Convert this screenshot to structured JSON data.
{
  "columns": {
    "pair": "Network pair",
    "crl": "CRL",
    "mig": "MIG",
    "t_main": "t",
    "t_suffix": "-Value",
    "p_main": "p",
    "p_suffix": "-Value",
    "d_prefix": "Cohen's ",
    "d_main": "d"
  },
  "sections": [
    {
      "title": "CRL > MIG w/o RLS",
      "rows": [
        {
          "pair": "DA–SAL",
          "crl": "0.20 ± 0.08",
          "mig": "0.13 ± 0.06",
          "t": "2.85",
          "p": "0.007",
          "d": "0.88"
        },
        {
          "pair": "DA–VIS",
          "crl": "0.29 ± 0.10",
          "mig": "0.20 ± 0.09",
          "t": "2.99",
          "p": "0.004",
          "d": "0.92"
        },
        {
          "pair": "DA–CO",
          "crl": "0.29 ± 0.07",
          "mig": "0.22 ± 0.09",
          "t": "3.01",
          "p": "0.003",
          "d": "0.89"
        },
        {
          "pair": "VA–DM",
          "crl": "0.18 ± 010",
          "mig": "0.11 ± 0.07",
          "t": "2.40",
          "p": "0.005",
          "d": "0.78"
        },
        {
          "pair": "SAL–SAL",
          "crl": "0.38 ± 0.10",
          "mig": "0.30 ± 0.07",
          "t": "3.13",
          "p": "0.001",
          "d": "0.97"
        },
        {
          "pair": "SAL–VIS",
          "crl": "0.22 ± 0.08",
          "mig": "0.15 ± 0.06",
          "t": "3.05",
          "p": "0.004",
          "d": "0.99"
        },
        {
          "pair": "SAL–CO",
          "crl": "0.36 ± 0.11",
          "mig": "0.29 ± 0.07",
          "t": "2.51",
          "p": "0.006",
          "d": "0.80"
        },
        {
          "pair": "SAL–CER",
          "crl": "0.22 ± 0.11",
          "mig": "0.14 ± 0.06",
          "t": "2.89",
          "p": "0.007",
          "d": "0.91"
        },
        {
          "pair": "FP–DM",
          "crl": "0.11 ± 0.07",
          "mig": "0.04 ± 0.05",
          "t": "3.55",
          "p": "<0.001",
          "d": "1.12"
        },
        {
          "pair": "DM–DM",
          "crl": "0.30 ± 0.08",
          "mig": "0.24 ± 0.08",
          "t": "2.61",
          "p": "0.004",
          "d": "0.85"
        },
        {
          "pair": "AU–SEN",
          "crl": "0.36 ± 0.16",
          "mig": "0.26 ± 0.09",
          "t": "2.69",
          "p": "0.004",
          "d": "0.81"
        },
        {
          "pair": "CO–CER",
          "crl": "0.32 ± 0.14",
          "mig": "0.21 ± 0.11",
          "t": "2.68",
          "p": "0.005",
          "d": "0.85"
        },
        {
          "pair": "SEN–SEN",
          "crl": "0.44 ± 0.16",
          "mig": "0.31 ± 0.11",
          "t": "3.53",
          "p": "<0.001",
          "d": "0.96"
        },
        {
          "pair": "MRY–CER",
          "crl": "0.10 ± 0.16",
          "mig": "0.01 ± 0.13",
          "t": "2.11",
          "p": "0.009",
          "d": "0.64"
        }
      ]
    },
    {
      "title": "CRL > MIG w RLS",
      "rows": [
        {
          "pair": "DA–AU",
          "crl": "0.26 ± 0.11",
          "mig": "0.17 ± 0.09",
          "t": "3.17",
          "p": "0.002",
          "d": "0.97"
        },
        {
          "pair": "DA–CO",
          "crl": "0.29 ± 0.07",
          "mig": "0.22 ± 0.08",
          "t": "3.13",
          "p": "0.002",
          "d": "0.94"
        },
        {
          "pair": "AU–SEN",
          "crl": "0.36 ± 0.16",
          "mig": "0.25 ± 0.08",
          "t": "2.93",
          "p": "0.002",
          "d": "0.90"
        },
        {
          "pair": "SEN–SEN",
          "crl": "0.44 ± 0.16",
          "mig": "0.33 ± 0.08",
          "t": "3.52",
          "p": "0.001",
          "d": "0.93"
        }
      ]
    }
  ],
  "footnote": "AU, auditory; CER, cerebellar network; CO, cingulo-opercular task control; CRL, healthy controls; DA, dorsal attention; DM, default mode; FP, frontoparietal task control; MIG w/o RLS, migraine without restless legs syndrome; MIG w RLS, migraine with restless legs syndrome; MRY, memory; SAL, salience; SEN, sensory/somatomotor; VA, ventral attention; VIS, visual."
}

__TASK OBJECTIVE__:
Give an exact copy of all the data shown above.

__FULL OUTPUT__:
Convert this screenshot to structured JSON data.
{
  "columns": {
    "pair": "Network pair",
    "crl": "CRL",
    "mig": "MIG",
    "t_main": "t",
    "t_suffix": "-Value",
    "p_main": "p",
    "p_suffix": "-Value",
    "d_prefix": "Cohen's ",
    "d_main": "d"
  },
  "sections": [
    {
      "title": "CRL > MIG w/o RLS",
      "rows": [
        {
          "pair": "DA–SAL",
          "crl": "0.20 ± 0.08",
          "mig": "0.13 ± 0.06",
          "t": "2.85",
          "p": "0.007",
          "d": "0.88"
        },
        {
          "pair": "DA–VIS",
          "crl": "0.29 ± 0.10",
          "mig": "0.20 ± 0.09",
          "t": "2.99",
          "p": "0.004",
          "d": "0.92"
        },
        {
          "pair": "DA–CO",
          "crl": "0.29 ± 0.07",
          "mig": "0.22 ± 0.09",
          "t": "3.01",
          "p": "0.003",
          "d": "0.89"
        },
        {
          "pair": "VA–DM",
          "crl": "0.18 ± 010",
          "mig": "0.11 ± 0.07",
          "t": "2.40",
          "p": "0.005",
          "d": "0.78"
        },
        {
          "pair": "SAL–SAL",
          "crl": "0.38 ± 0.10",
          "mig": "0.30 ± 0.07",
          "t": "3.13",
          "p": "0.001",
          "d": "0.97"
        },
        {
          "pair": "SAL–VIS",
          "crl": "0.22 ± 0.08",
          "mig": "0.15 ± 0.06",
          "t": "3.05",
          "p": "0.004",
          "d": "0.99"
        },
        {
          "pair": "SAL–CO",
          "crl": "0.36 ± 0.11",
          "mig": "0.29 ± 0.07",
          "t": "2.51",
          "p": "0.006",
          "d": "0.80"
        },
        {
          "pair": "SAL–CER",
          "crl": "0.22 ± 0.11",
          "mig": "0.14 ± 0.06",
          "t": "2.89",
          "p": "0.007",
          "d": "0.91"
        },
        {
          "pair": "FP–DM",
          "crl": "0.11 ± 0.07",
          "mig": "0.04 ± 0.05",
          "t": "3.55",
          "p": "<0.001",
          "d": "1.12"
        },
        {
          "pair": "DM–DM",
          "crl": "0.30 ± 0.08",
          "mig": "0.24 ± 0.08",
          "t": "2.61",
          "p": "0.004",
          "d": "0.85"
        },
        {
          "pair": "AU–SEN",
          "crl": "0.36 ± 0.16",
          "mig": "0.26 ± 0.09",
          "t": "2.69",
          "p": "0.004",
          "d": "0.81"
        },
        {
          "pair": "CO–CER",
          "crl": "0.32 ± 0.14",
          "mig": "0.21 ± 0.11",
          "t": "2.68",
          "p": "0.005",
          "d": "0.85"
        },
        {
          "pair": "SEN–SEN",
          "crl": "0.44 ± 0.16",
          "mig": "0.31 ± 0.11",
          "t": "3.53",
          "p": "<0.001",
          "d": "0.96"
        },
        {
          "pair": "MRY–CER",
          "crl": "0.10 ± 0.16",
          "mig": "0.01 ± 0.13",
          "t": "2.11",
          "p": "0.009",
          "d": "0.64"
        }
      ]
    },
    {
      "title": "CRL > MIG w RLS",
      "rows": [
        {
          "pair": "DA–AU",
          "crl": "0.26 ± 0.11",
          "mig": "0.17 ± 0.09",
          "t": "3.17",
          "p": "0.002",
          "d": "0.97"
        },
        {
          "pair": "DA–CO",
          "crl": "0.29 ± 0.07",
          "mig": "0.22 ± 0.08",
          "t": "3.13",
          "p": "0.002",
          "d": "0.94"
        },
        {
          "pair": "AU–SEN",
          "crl": "0.36 ± 0.16",
          "mig": "0.25 ± 0.08",
          "t": "2.93",
          "p": "0.002",
          "d": "0.90"
        },
        {
          "pair": "SEN–SEN",
          "crl": "0.44 ± 0.16",
          "mig": "0.33 ± 0.08",
          "t": "3.52",
          "p": "0.001",
          "d": "0.93"
        }
      ]
    }
  ],
  "footnote": "AU, auditory; CER, cerebellar network; CO, cingulo-opercular task control; CRL, healthy controls; DA, dorsal attention; DM, default mode; FP, frontoparietal task control; MIG w/o RLS, migraine without restless legs syndrome; MIG w RLS, migraine with restless legs syndrome; MRY, memory; SAL, salience; SEN, sensory/somatomotor; VA, ventral attention; VIS, visual."
}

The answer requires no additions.